Stored records:
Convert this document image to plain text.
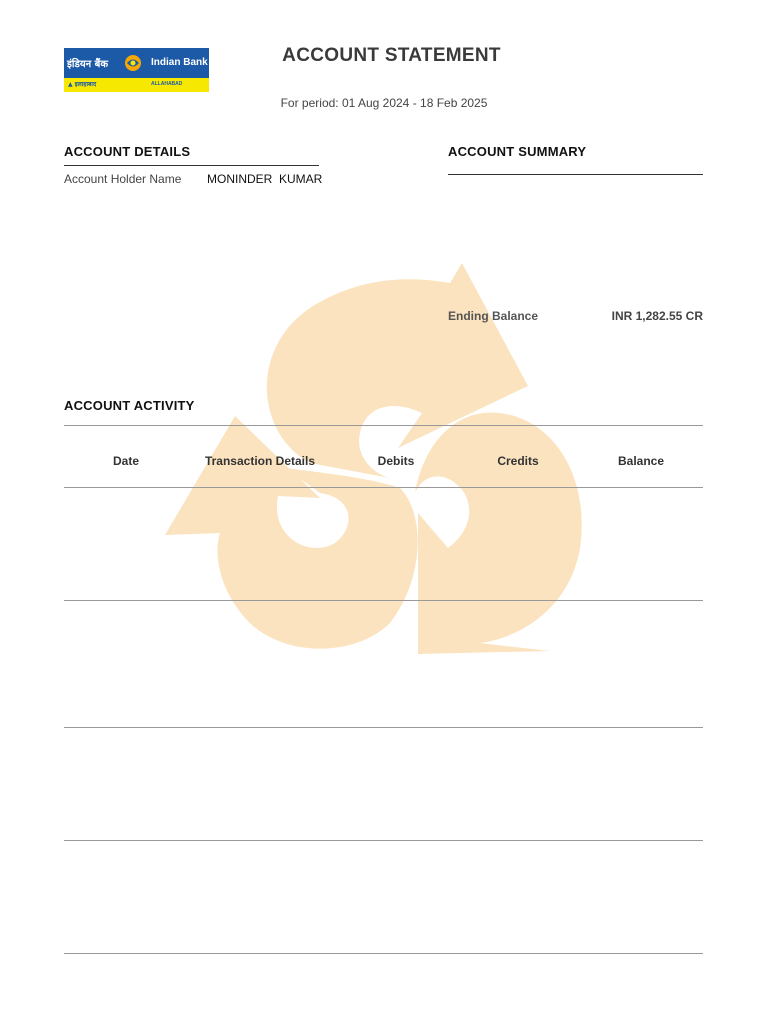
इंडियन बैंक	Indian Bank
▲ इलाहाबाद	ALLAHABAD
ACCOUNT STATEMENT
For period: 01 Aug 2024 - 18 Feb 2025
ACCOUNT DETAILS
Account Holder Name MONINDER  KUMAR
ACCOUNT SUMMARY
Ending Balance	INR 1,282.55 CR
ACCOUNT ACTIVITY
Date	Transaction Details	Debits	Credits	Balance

Task to complete =
Your task is to transcribe all of the records precisely, with no images included.

Output of the task =
Convert this document image to plain text.
इंडियन बैंक	Indian Bank
▲ इलाहाबाद	ALLAHABAD
ACCOUNT STATEMENT
For period: 01 Aug 2024 - 18 Feb 2025
ACCOUNT DETAILS
Account Holder Name MONINDER  KUMAR
ACCOUNT SUMMARY
Ending Balance	INR 1,282.55 CR
ACCOUNT ACTIVITY
Date	Transaction Details	Debits	Credits	Balance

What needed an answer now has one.